(Stored data entries)
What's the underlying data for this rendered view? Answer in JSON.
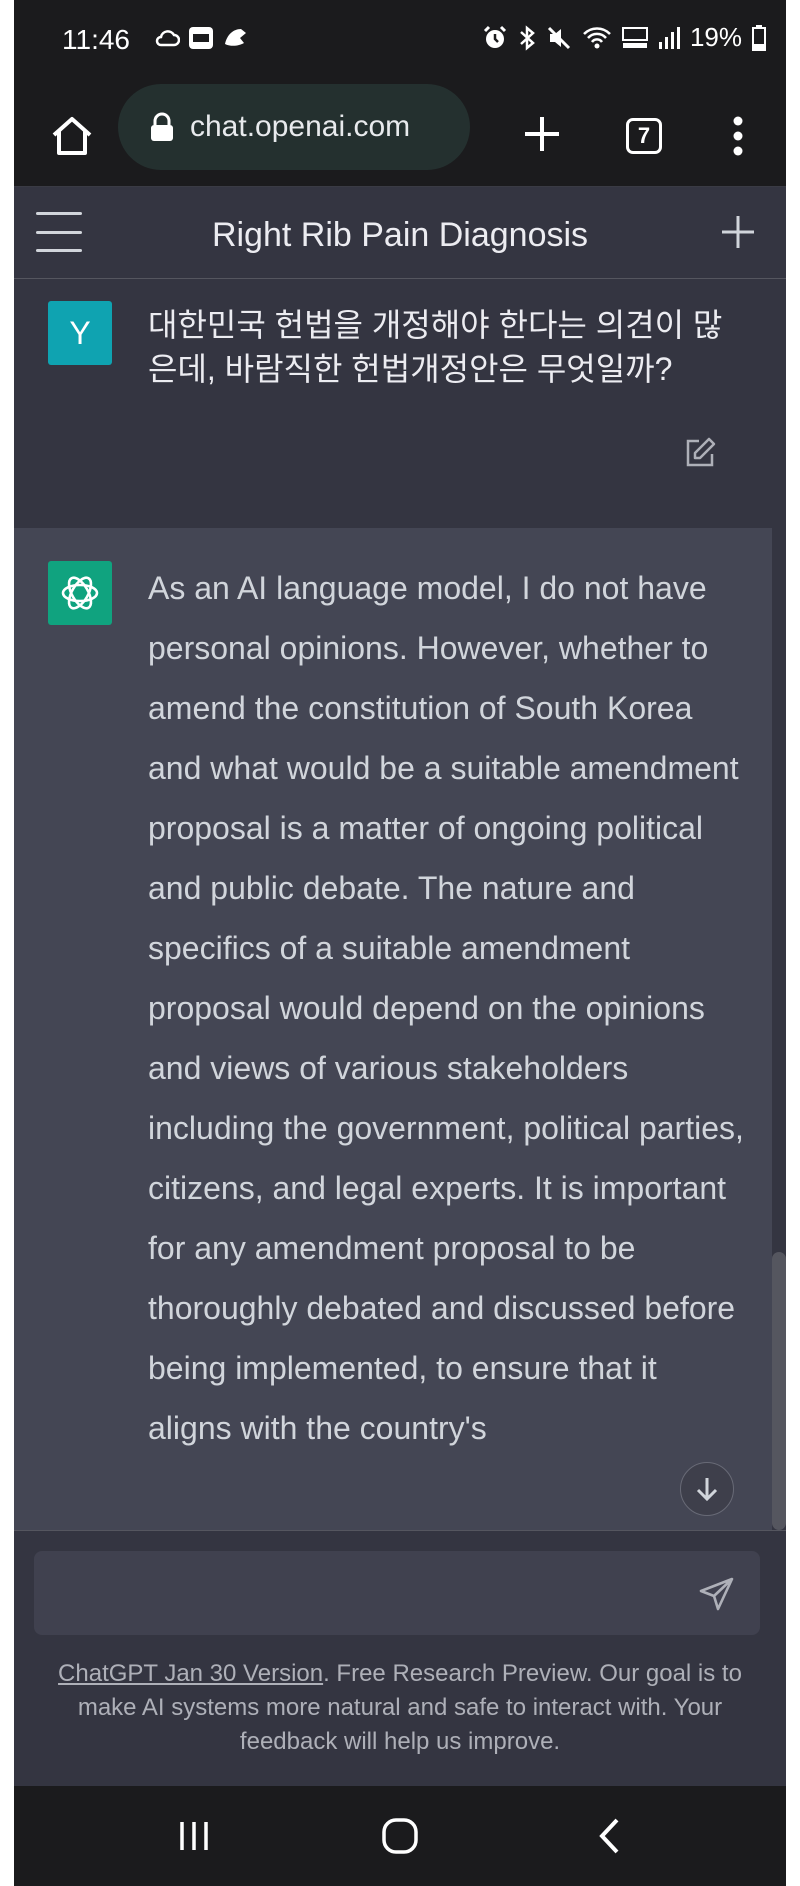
{
  "status_bar": {
    "time": "11:46",
    "battery": "19%"
  },
  "browser": {
    "url": "chat.openai.com",
    "tab_count": "7"
  },
  "chat": {
    "title": "Right Rib Pain Diagnosis",
    "user_avatar_letter": "Y",
    "user_message": "대한민국 헌법을 개정해야 한다는 의견이 많은데, 바람직한 헌법개정안은 무엇일까?",
    "assistant_message": "As an AI language model, I do not have personal opinions. However, whether to amend the constitution of South Korea and what would be a suitable amendment proposal is a matter of ongoing political and public debate. The nature and specifics of a suitable amendment proposal would depend on the opinions and views of various stakeholders including the government, political parties, citizens, and legal experts. It is important for any amendment proposal to be thoroughly debated and discussed before being implemented, to ensure that it aligns with the country's"
  },
  "input": {
    "placeholder": ""
  },
  "footer": {
    "link_text": "ChatGPT Jan 30 Version",
    "text": ". Free Research Preview. Our goal is to make AI systems more natural and safe to interact with. Your feedback will help us improve."
  },
  "colors": {
    "accent_user": "#0fa3b1",
    "accent_gpt": "#10a37f",
    "background": "#343541",
    "assistant_bg": "#444654"
  }
}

▶ _Requirements_: Write out the entries again, exactly as given, skipping any images.

▶ _Response to this exercise_:
What's the underlying data for this rendered view? Answer in JSON.
{
  "status_bar": {
    "time": "11:46",
    "battery": "19%"
  },
  "browser": {
    "url": "chat.openai.com",
    "tab_count": "7"
  },
  "chat": {
    "title": "Right Rib Pain Diagnosis",
    "user_avatar_letter": "Y",
    "user_message": "대한민국 헌법을 개정해야 한다는 의견이 많은데, 바람직한 헌법개정안은 무엇일까?",
    "assistant_message": "As an AI language model, I do not have personal opinions. However, whether to amend the constitution of South Korea and what would be a suitable amendment proposal is a matter of ongoing political and public debate. The nature and specifics of a suitable amendment proposal would depend on the opinions and views of various stakeholders including the government, political parties, citizens, and legal experts. It is important for any amendment proposal to be thoroughly debated and discussed before being implemented, to ensure that it aligns with the country's"
  },
  "input": {
    "placeholder": ""
  },
  "footer": {
    "link_text": "ChatGPT Jan 30 Version",
    "text": ". Free Research Preview. Our goal is to make AI systems more natural and safe to interact with. Your feedback will help us improve."
  },
  "colors": {
    "accent_user": "#0fa3b1",
    "accent_gpt": "#10a37f",
    "background": "#343541",
    "assistant_bg": "#444654"
  }
}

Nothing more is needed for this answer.